### Work to do
Narrow the data below down to the lines containing "Tablero".

-- START OF Dataset records --

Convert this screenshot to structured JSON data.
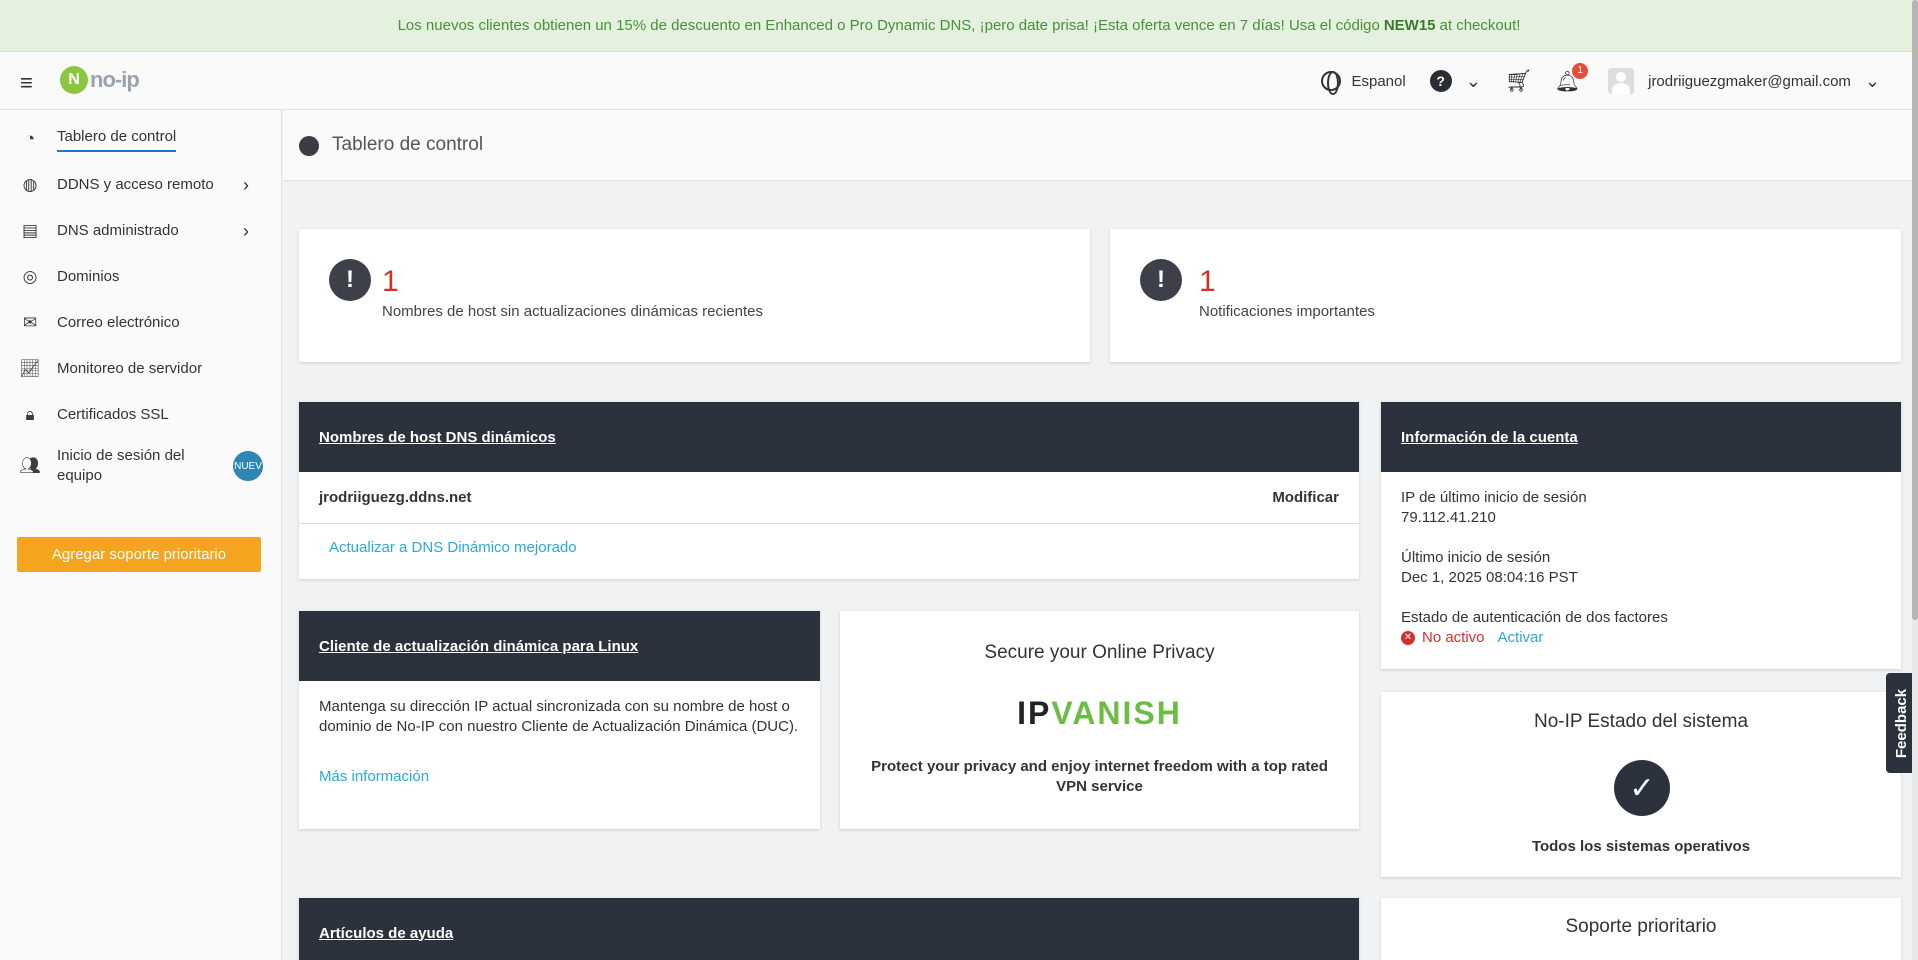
{
  "promo": {
    "text_before": "Los nuevos clientes obtienen un 15% de descuento en Enhanced o Pro Dynamic DNS, ¡pero date prisa! ¡Esta oferta vence en 7 días! Usa el código",
    "code": "NEW15",
    "text_after": "at checkout!"
  },
  "header": {
    "logo_text": "no-ip",
    "language": "Espanol",
    "help_glyph": "?",
    "notification_count": "1",
    "user_email": "jrodriiguezgmaker@gmail.com",
    "icons": [
      "menu-icon",
      "globe-icon",
      "help-icon",
      "cart-icon",
      "bell-icon",
      "avatar"
    ]
  },
  "sidebar": {
    "items": [
      {
        "label": "Tablero de control",
        "icon": "dashboard-icon"
      },
      {
        "label": "DDNS y acceso remoto",
        "icon": "globe-icon"
      },
      {
        "label": "DNS administrado",
        "icon": "server-icon"
      },
      {
        "label": "Dominios",
        "icon": "domain-icon"
      },
      {
        "label": "Correo electrónico",
        "icon": "mail-icon"
      },
      {
        "label": "Monitoreo de servidor",
        "icon": "chart-icon"
      },
      {
        "label": "Certificados SSL",
        "icon": "lock-icon"
      },
      {
        "label": "Inicio de sesión del equipo",
        "icon": "team-icon"
      }
    ],
    "new_badge": "NUEV",
    "priority_button": "Agregar soporte prioritario"
  },
  "page": {
    "title": "Tablero de control"
  },
  "alerts": [
    {
      "count": "1",
      "text": "Nombres de host sin actualizaciones dinámicas recientes"
    },
    {
      "count": "1",
      "text": "Notificaciones importantes"
    }
  ],
  "hosts_panel": {
    "title": "Nombres de host DNS dinámicos",
    "hostname": "jrodriiguezg.ddns.net",
    "modify": "Modificar",
    "upgrade_link": "Actualizar a DNS Dinámico mejorado"
  },
  "linux_panel": {
    "title": "Cliente de actualización dinámica para Linux",
    "body": "Mantenga su dirección IP actual sincronizada con su nombre de host o dominio de No-IP con nuestro Cliente de Actualización Dinámica (DUC).",
    "link": "Más información"
  },
  "vpn_ad": {
    "title": "Secure your Online Privacy",
    "brand_ip": "IP",
    "brand_vanish": "VANISH",
    "body": "Protect your privacy and enjoy internet freedom with a top rated VPN service",
    "brand_color_dark": "#222222",
    "brand_color_green": "#6cbd45"
  },
  "account_panel": {
    "title": "Información de la cuenta",
    "last_ip_label": "IP de último inicio de sesión",
    "last_ip": "79.112.41.210",
    "last_login_label": "Último inicio de sesión",
    "last_login": "Dec 1, 2025 08:04:16 PST",
    "twofa_label": "Estado de autenticación de dos factores",
    "twofa_status": "No activo",
    "twofa_activate": "Activar"
  },
  "status_panel": {
    "title": "No-IP Estado del sistema",
    "status": "Todos los sistemas operativos"
  },
  "help_panel": {
    "title": "Artículos de ayuda"
  },
  "support_panel": {
    "title": "Soporte prioritario"
  },
  "feedback": "Feedback",
  "colors": {
    "accent_link": "#2ba8d9",
    "panel_dark": "#2b323d",
    "alert_red": "#d0312d",
    "button_orange": "#f5a41f"
  }
}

-- END OF Dataset records --

### Output for this exercise
        "label": "Tablero de control",
    "title": "Tablero de control"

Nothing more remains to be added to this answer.